---------- Information shown
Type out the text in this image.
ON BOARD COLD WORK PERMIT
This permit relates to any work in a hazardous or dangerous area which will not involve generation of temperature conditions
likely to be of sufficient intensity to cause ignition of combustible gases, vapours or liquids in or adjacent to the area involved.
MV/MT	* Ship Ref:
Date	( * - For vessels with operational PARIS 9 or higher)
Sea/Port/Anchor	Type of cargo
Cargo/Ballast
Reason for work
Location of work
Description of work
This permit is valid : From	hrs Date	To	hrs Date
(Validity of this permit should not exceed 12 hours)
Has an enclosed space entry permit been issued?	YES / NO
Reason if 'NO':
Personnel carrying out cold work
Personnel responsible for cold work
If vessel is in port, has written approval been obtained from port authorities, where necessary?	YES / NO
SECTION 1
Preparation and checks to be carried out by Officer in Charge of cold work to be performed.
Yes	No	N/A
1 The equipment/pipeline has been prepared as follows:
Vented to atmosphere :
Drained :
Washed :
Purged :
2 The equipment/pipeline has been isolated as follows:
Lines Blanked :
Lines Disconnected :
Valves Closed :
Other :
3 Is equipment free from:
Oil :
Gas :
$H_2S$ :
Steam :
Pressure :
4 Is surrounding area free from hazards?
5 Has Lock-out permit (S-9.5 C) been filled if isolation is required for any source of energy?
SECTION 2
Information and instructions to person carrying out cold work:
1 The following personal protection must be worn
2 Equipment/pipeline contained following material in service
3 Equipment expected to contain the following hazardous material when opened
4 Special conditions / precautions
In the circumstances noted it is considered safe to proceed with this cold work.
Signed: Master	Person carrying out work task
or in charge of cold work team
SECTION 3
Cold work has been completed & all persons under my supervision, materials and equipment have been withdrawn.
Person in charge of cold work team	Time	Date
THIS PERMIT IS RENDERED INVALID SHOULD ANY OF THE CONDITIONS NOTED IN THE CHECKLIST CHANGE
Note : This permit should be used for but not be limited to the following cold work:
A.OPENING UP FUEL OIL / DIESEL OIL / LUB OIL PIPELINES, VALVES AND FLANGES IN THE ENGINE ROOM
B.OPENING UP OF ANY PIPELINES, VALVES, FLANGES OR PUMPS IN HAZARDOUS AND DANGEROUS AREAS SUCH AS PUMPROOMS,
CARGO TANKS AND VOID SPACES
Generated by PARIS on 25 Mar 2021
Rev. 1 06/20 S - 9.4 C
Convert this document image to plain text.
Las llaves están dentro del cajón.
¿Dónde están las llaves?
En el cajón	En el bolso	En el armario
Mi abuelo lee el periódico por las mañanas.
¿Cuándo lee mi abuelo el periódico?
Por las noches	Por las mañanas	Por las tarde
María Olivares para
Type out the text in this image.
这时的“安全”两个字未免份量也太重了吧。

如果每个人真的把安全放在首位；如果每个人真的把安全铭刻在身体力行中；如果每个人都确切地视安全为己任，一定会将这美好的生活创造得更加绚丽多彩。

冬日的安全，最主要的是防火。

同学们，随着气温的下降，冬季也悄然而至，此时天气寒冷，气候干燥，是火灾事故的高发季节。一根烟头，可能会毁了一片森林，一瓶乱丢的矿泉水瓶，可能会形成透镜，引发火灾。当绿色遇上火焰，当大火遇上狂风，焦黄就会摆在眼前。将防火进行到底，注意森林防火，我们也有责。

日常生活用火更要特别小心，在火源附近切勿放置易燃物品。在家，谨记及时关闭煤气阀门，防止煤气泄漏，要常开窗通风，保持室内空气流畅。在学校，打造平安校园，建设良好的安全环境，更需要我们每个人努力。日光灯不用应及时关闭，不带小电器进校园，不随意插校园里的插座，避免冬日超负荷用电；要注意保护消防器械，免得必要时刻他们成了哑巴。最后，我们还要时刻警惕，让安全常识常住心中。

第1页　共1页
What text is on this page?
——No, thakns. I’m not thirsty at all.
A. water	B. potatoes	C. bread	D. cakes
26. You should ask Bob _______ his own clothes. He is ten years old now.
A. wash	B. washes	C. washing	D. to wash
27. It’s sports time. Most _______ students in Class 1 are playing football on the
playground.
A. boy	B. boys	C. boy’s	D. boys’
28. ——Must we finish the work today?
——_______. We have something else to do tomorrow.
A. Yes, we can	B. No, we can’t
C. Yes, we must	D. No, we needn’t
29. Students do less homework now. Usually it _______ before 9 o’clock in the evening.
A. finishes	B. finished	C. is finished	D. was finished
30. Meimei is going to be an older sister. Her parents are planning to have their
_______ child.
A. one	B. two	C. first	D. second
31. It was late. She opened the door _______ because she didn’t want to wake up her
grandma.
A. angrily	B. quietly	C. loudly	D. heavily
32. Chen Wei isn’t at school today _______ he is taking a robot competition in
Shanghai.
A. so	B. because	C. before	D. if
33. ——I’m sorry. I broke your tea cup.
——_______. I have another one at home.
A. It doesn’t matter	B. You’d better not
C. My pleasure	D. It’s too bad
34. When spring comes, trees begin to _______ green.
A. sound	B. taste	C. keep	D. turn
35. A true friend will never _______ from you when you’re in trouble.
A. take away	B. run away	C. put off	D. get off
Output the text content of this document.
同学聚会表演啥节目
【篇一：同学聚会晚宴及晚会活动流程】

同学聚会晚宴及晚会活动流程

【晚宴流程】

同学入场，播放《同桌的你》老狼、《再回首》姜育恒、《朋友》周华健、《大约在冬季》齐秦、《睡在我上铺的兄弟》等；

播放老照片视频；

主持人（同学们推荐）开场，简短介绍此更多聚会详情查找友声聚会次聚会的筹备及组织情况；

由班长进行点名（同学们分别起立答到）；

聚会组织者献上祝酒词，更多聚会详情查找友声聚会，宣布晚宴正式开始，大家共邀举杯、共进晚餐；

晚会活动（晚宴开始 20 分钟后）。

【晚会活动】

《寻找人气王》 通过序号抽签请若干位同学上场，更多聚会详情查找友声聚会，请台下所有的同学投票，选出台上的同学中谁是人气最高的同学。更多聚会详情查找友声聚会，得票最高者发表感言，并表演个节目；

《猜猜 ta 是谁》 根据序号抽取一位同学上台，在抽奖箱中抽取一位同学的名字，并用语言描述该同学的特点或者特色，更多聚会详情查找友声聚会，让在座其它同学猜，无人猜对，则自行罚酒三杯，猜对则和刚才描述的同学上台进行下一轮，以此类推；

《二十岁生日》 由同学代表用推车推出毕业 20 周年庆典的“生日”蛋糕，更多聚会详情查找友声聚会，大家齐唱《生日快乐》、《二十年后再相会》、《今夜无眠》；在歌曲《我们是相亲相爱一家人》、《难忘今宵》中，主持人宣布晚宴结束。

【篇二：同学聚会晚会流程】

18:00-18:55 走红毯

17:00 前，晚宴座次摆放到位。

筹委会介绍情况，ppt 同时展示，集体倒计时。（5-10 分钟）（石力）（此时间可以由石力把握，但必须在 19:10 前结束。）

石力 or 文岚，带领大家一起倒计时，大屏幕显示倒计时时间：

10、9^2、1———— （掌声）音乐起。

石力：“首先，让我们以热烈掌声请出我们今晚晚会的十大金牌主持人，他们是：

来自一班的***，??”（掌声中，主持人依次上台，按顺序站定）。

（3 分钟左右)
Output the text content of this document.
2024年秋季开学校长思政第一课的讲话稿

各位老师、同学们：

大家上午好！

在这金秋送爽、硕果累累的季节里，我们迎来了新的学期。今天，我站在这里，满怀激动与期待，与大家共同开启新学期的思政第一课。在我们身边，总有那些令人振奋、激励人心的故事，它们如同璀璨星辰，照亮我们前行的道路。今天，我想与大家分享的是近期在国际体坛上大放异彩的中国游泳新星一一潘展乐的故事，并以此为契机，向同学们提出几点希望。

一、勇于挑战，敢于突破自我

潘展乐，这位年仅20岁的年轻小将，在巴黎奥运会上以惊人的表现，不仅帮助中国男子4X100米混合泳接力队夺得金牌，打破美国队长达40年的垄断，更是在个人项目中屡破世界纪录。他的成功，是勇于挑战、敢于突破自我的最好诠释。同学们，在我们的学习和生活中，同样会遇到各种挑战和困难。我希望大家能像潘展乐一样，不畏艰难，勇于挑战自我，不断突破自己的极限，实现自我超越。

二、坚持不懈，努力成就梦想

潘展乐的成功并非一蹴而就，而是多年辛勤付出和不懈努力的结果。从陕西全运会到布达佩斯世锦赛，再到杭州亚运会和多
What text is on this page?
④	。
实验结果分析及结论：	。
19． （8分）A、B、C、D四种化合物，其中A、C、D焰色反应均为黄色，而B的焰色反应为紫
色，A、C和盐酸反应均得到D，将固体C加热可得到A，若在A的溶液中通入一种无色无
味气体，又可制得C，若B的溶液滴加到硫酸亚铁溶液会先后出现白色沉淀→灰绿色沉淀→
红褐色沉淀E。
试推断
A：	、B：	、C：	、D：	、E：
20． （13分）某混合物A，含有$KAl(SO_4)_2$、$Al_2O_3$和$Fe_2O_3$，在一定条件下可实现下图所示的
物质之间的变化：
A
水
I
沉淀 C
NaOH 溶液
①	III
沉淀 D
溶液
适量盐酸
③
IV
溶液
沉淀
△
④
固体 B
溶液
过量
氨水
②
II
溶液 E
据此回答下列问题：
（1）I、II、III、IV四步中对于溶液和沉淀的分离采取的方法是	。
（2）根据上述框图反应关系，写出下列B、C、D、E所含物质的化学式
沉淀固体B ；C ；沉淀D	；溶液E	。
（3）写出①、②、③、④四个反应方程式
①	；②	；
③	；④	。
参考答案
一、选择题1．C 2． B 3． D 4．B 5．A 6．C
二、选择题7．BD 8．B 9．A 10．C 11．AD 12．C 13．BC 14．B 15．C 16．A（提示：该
--------------------
__Your instructions__:
List the lines of the material in which the word "abuelo" occurs.

__Answer to this problem__:
Mi abuelo lee el periódico por las mañanas.
¿Cuándo lee mi abuelo el periódico?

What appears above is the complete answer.